Reproduce the data verbatim, starting with the line that contains "bookmark-icon (537, 784, 561, 812)" and continuing through the line that contains "divider (49, 768, 728, 769)", both included.

────────────────────

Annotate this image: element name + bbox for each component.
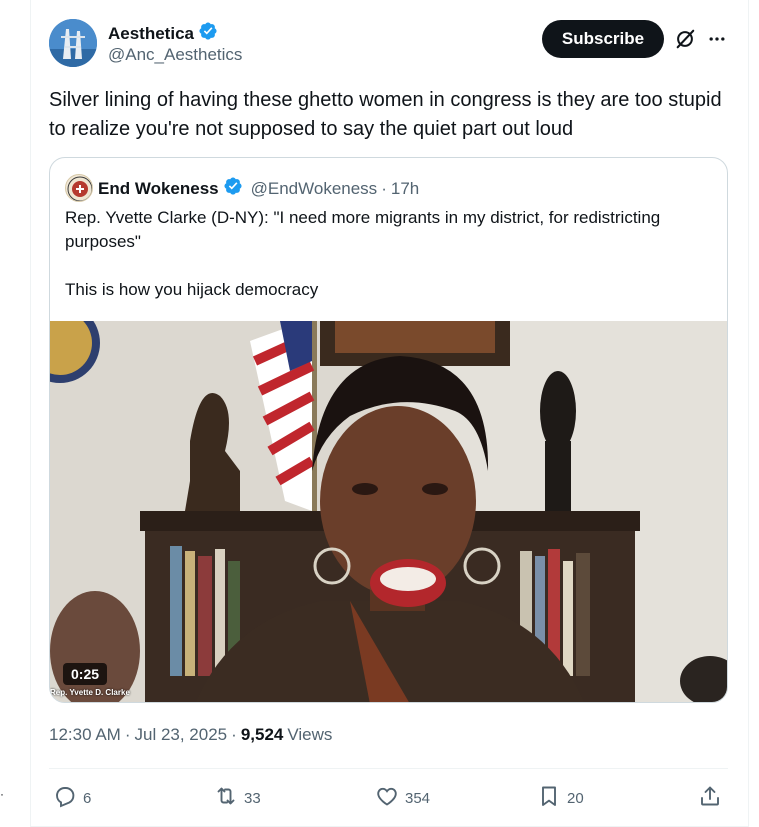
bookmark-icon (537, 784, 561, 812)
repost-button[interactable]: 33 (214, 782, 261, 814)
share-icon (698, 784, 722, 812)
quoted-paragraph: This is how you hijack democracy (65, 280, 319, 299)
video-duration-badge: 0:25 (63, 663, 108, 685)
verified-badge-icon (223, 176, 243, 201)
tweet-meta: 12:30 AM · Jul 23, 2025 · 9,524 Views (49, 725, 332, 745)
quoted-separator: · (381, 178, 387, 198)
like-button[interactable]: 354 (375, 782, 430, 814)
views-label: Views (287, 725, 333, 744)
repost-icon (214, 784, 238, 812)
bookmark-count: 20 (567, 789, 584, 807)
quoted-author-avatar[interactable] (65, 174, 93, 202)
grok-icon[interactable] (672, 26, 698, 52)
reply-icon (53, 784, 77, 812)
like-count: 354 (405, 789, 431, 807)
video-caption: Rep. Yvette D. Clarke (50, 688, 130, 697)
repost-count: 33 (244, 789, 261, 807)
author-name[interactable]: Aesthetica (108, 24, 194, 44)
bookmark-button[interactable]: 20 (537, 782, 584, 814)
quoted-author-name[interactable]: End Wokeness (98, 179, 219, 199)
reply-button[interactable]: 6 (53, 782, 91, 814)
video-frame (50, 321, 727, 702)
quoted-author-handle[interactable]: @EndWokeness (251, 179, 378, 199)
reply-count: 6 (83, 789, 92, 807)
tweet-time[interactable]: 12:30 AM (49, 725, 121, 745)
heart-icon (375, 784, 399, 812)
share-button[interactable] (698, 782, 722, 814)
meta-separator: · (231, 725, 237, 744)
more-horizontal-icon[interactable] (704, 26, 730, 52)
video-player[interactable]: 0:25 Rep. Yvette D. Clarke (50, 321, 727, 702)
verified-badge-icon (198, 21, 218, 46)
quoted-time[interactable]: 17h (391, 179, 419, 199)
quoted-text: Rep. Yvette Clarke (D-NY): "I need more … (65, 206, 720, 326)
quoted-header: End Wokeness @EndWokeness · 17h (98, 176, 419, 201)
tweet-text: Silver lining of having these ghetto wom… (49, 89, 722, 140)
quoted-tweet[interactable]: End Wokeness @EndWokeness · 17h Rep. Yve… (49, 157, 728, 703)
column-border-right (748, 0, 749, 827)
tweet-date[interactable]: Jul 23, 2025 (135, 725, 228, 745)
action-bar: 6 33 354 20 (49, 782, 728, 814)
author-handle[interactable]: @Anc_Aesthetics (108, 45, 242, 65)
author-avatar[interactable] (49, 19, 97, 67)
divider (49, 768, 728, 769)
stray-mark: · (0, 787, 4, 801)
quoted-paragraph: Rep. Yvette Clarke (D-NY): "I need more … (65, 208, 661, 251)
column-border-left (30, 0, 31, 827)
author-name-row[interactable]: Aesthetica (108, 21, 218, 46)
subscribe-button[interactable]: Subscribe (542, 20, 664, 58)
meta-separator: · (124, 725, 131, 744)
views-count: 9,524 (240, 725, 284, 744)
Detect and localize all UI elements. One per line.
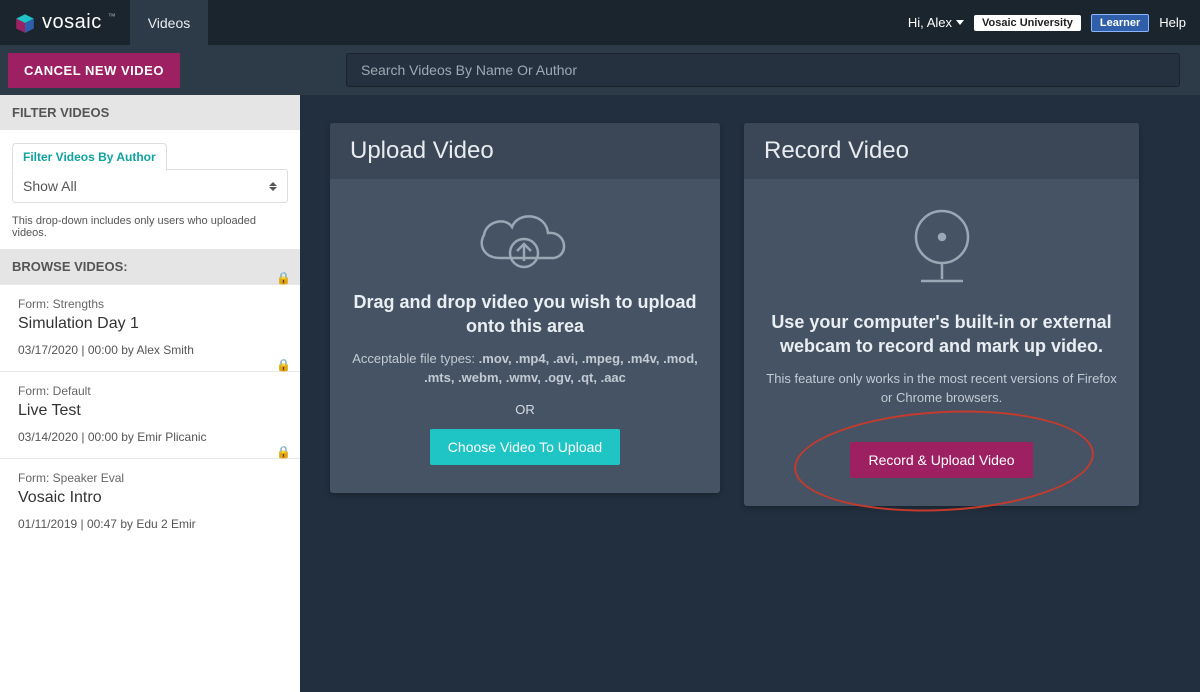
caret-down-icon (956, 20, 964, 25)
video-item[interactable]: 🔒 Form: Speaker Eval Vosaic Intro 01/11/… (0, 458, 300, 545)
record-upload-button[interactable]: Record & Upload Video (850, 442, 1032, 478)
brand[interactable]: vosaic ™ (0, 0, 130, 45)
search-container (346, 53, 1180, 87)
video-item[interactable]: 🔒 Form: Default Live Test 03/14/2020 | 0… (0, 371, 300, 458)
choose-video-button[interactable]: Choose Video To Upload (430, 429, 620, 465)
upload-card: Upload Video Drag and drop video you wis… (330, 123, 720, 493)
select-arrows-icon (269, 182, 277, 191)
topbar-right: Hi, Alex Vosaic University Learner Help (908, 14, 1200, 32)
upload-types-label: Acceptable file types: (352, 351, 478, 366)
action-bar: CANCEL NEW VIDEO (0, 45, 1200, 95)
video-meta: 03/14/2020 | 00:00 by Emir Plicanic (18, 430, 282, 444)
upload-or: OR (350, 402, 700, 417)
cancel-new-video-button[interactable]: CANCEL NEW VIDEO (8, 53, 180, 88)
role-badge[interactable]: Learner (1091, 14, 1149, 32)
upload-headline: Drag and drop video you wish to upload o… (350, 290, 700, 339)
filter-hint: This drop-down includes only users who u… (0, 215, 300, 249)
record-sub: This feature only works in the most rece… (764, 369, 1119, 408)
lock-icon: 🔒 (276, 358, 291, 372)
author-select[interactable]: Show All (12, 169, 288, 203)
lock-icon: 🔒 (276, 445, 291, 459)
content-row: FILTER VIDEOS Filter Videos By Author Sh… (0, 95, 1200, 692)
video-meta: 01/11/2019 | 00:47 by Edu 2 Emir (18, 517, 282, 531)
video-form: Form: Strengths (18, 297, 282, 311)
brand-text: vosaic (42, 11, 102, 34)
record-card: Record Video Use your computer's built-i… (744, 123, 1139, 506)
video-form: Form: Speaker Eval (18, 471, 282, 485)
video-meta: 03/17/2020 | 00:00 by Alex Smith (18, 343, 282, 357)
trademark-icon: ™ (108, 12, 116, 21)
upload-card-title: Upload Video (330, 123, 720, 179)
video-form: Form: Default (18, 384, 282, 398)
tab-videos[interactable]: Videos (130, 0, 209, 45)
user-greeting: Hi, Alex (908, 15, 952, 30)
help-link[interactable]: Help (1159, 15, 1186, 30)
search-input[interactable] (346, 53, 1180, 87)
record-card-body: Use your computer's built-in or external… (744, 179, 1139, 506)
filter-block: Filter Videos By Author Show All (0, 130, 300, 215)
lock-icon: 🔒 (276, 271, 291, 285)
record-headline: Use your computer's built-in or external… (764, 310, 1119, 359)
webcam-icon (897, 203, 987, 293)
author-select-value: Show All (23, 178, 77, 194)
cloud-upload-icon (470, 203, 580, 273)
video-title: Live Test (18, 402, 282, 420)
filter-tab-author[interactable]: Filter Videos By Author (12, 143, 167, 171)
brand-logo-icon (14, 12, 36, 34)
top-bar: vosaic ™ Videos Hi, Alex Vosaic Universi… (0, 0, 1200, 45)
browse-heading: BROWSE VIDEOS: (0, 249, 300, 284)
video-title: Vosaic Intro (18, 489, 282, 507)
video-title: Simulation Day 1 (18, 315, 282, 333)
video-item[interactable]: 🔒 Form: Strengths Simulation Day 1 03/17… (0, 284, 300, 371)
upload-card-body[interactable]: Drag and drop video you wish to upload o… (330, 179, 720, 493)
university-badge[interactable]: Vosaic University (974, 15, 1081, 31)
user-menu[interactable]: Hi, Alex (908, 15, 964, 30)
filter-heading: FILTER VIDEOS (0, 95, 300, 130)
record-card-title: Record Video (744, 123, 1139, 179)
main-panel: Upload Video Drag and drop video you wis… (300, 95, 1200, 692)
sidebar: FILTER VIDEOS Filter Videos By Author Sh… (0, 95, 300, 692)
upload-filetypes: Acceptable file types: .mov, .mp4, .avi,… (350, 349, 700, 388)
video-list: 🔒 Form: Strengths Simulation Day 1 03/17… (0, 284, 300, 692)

────────────────────

▶ **Exercise response**
bookmark-icon (537, 784, 561, 812)
repost-button[interactable]: 33 (214, 782, 261, 814)
share-icon (698, 784, 722, 812)
quoted-paragraph: This is how you hijack democracy (65, 280, 319, 299)
video-duration-badge: 0:25 (63, 663, 108, 685)
verified-badge-icon (223, 176, 243, 201)
tweet-meta: 12:30 AM · Jul 23, 2025 · 9,524 Views (49, 725, 332, 745)
quoted-separator: · (381, 178, 387, 198)
like-button[interactable]: 354 (375, 782, 430, 814)
views-label: Views (287, 725, 333, 744)
repost-icon (214, 784, 238, 812)
bookmark-count: 20 (567, 789, 584, 807)
quoted-author-avatar[interactable] (65, 174, 93, 202)
grok-icon[interactable] (672, 26, 698, 52)
reply-icon (53, 784, 77, 812)
like-count: 354 (405, 789, 431, 807)
video-caption: Rep. Yvette D. Clarke (50, 688, 130, 697)
repost-count: 33 (244, 789, 261, 807)
author-name[interactable]: Aesthetica (108, 24, 194, 44)
bookmark-button[interactable]: 20 (537, 782, 584, 814)
quoted-author-name[interactable]: End Wokeness (98, 179, 219, 199)
reply-button[interactable]: 6 (53, 782, 91, 814)
video-frame (50, 321, 727, 702)
quoted-author-handle[interactable]: @EndWokeness (251, 179, 378, 199)
reply-count: 6 (83, 789, 92, 807)
tweet-time[interactable]: 12:30 AM (49, 725, 121, 745)
heart-icon (375, 784, 399, 812)
share-button[interactable] (698, 782, 722, 814)
meta-separator: · (231, 725, 237, 744)
more-horizontal-icon[interactable] (704, 26, 730, 52)
video-player[interactable]: 0:25 Rep. Yvette D. Clarke (50, 321, 727, 702)
verified-badge-icon (198, 21, 218, 46)
quoted-time[interactable]: 17h (391, 179, 419, 199)
quoted-text: Rep. Yvette Clarke (D-NY): "I need more … (65, 206, 720, 326)
quoted-header: End Wokeness @EndWokeness · 17h (98, 176, 419, 201)
tweet-text: Silver lining of having these ghetto wom… (49, 89, 722, 140)
quoted-tweet[interactable]: End Wokeness @EndWokeness · 17h Rep. Yve… (49, 157, 728, 703)
column-border-right (748, 0, 749, 827)
tweet-date[interactable]: Jul 23, 2025 (135, 725, 228, 745)
action-bar: 6 33 354 20 (49, 782, 728, 814)
author-handle[interactable]: @Anc_Aesthetics (108, 45, 242, 65)
author-avatar[interactable] (49, 19, 97, 67)
divider (49, 768, 728, 769)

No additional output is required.